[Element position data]

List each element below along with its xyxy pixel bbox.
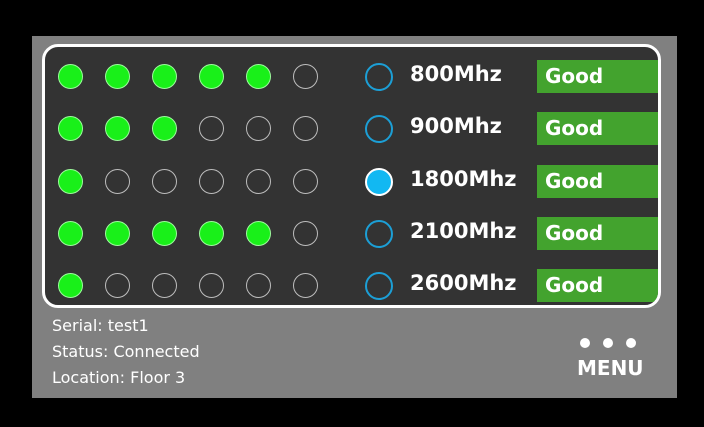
signal-dot	[293, 116, 318, 141]
menu-label: MENU	[577, 356, 644, 380]
signal-dot	[58, 273, 83, 298]
signal-dot	[105, 273, 130, 298]
menu-button[interactable]: MENU	[567, 330, 657, 386]
signal-dot	[152, 221, 177, 246]
band-row-2: 1800Mhz Good	[45, 158, 658, 210]
signal-dot	[199, 169, 224, 194]
band-select-radio-2[interactable]	[365, 168, 393, 196]
signal-dot	[58, 64, 83, 89]
signal-dot	[105, 64, 130, 89]
status-text: Status: Connected	[52, 342, 200, 361]
bands-panel: 800Mhz Good 900Mhz Good 1800Mhz Good 210…	[42, 44, 661, 308]
band-select-radio-1[interactable]	[365, 115, 393, 143]
signal-dot	[152, 169, 177, 194]
signal-dot	[58, 116, 83, 141]
menu-dot	[603, 338, 613, 348]
band-row-1: 900Mhz Good	[45, 105, 658, 157]
signal-dot	[199, 221, 224, 246]
signal-dot	[58, 169, 83, 194]
signal-dot	[105, 169, 130, 194]
location-text: Location: Floor 3	[52, 368, 186, 387]
signal-dot	[293, 169, 318, 194]
menu-dot	[580, 338, 590, 348]
signal-dot	[152, 116, 177, 141]
band-select-radio-3[interactable]	[365, 220, 393, 248]
signal-dot	[293, 64, 318, 89]
signal-dot	[246, 64, 271, 89]
band-frequency-1: 900Mhz	[410, 114, 502, 138]
signal-dot	[293, 221, 318, 246]
signal-dot	[246, 221, 271, 246]
signal-dot	[152, 64, 177, 89]
menu-dot	[626, 338, 636, 348]
serial-text: Serial: test1	[52, 316, 149, 335]
signal-dot	[199, 273, 224, 298]
signal-dot	[105, 116, 130, 141]
signal-dot	[105, 221, 130, 246]
band-frequency-4: 2600Mhz	[410, 271, 517, 295]
band-select-radio-4[interactable]	[365, 272, 393, 300]
band-quality-badge-1: Good	[537, 112, 658, 145]
band-row-0: 800Mhz Good	[45, 53, 658, 105]
signal-dot	[246, 169, 271, 194]
band-quality-badge-2: Good	[537, 165, 658, 198]
device-screen: 800Mhz Good 900Mhz Good 1800Mhz Good 210…	[32, 36, 677, 398]
signal-dot	[293, 273, 318, 298]
band-quality-badge-0: Good	[537, 60, 658, 93]
signal-dot	[199, 64, 224, 89]
band-select-radio-0[interactable]	[365, 63, 393, 91]
band-row-4: 2600Mhz Good	[45, 262, 658, 305]
band-quality-badge-4: Good	[537, 269, 658, 302]
band-frequency-0: 800Mhz	[410, 62, 502, 86]
band-frequency-2: 1800Mhz	[410, 167, 517, 191]
band-row-3: 2100Mhz Good	[45, 210, 658, 262]
signal-dot	[58, 221, 83, 246]
signal-dot	[199, 116, 224, 141]
signal-dot	[246, 273, 271, 298]
band-quality-badge-3: Good	[537, 217, 658, 250]
signal-dot	[152, 273, 177, 298]
signal-dot	[246, 116, 271, 141]
band-frequency-3: 2100Mhz	[410, 219, 517, 243]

Set exercise. Write out every line of the records above with no changes, leaving out the pictures.

Written solution.
List each element below along with its xyxy pixel bbox.
signal-dot	[293, 116, 318, 141]
menu-label: MENU	[577, 356, 644, 380]
signal-dot	[58, 273, 83, 298]
signal-dot	[105, 273, 130, 298]
menu-button[interactable]: MENU	[567, 330, 657, 386]
signal-dot	[152, 221, 177, 246]
band-row-2: 1800Mhz Good	[45, 158, 658, 210]
signal-dot	[199, 169, 224, 194]
band-select-radio-2[interactable]	[365, 168, 393, 196]
signal-dot	[58, 64, 83, 89]
signal-dot	[105, 64, 130, 89]
status-text: Status: Connected	[52, 342, 200, 361]
bands-panel: 800Mhz Good 900Mhz Good 1800Mhz Good 210…	[42, 44, 661, 308]
band-select-radio-1[interactable]	[365, 115, 393, 143]
signal-dot	[152, 169, 177, 194]
signal-dot	[58, 116, 83, 141]
menu-dot	[603, 338, 613, 348]
band-row-1: 900Mhz Good	[45, 105, 658, 157]
signal-dot	[199, 221, 224, 246]
signal-dot	[58, 169, 83, 194]
signal-dot	[105, 169, 130, 194]
location-text: Location: Floor 3	[52, 368, 186, 387]
signal-dot	[293, 169, 318, 194]
menu-dot	[580, 338, 590, 348]
signal-dot	[152, 116, 177, 141]
band-select-radio-3[interactable]	[365, 220, 393, 248]
signal-dot	[293, 64, 318, 89]
signal-dot	[246, 64, 271, 89]
band-frequency-1: 900Mhz	[410, 114, 502, 138]
signal-dot	[293, 221, 318, 246]
signal-dot	[246, 221, 271, 246]
signal-dot	[152, 64, 177, 89]
menu-dot	[626, 338, 636, 348]
serial-text: Serial: test1	[52, 316, 149, 335]
signal-dot	[199, 273, 224, 298]
signal-dot	[105, 116, 130, 141]
signal-dot	[105, 221, 130, 246]
band-frequency-4: 2600Mhz	[410, 271, 517, 295]
band-select-radio-4[interactable]	[365, 272, 393, 300]
band-quality-badge-1: Good	[537, 112, 658, 145]
band-row-0: 800Mhz Good	[45, 53, 658, 105]
signal-dot	[246, 169, 271, 194]
band-quality-badge-2: Good	[537, 165, 658, 198]
device-screen: 800Mhz Good 900Mhz Good 1800Mhz Good 210…	[32, 36, 677, 398]
signal-dot	[293, 273, 318, 298]
band-quality-badge-0: Good	[537, 60, 658, 93]
signal-dot	[199, 64, 224, 89]
band-select-radio-0[interactable]	[365, 63, 393, 91]
band-row-4: 2600Mhz Good	[45, 262, 658, 305]
band-quality-badge-4: Good	[537, 269, 658, 302]
band-frequency-0: 800Mhz	[410, 62, 502, 86]
band-frequency-2: 1800Mhz	[410, 167, 517, 191]
band-row-3: 2100Mhz Good	[45, 210, 658, 262]
signal-dot	[58, 221, 83, 246]
signal-dot	[199, 116, 224, 141]
signal-dot	[246, 273, 271, 298]
band-quality-badge-3: Good	[537, 217, 658, 250]
signal-dot	[152, 273, 177, 298]
signal-dot	[246, 116, 271, 141]
band-frequency-3: 2100Mhz	[410, 219, 517, 243]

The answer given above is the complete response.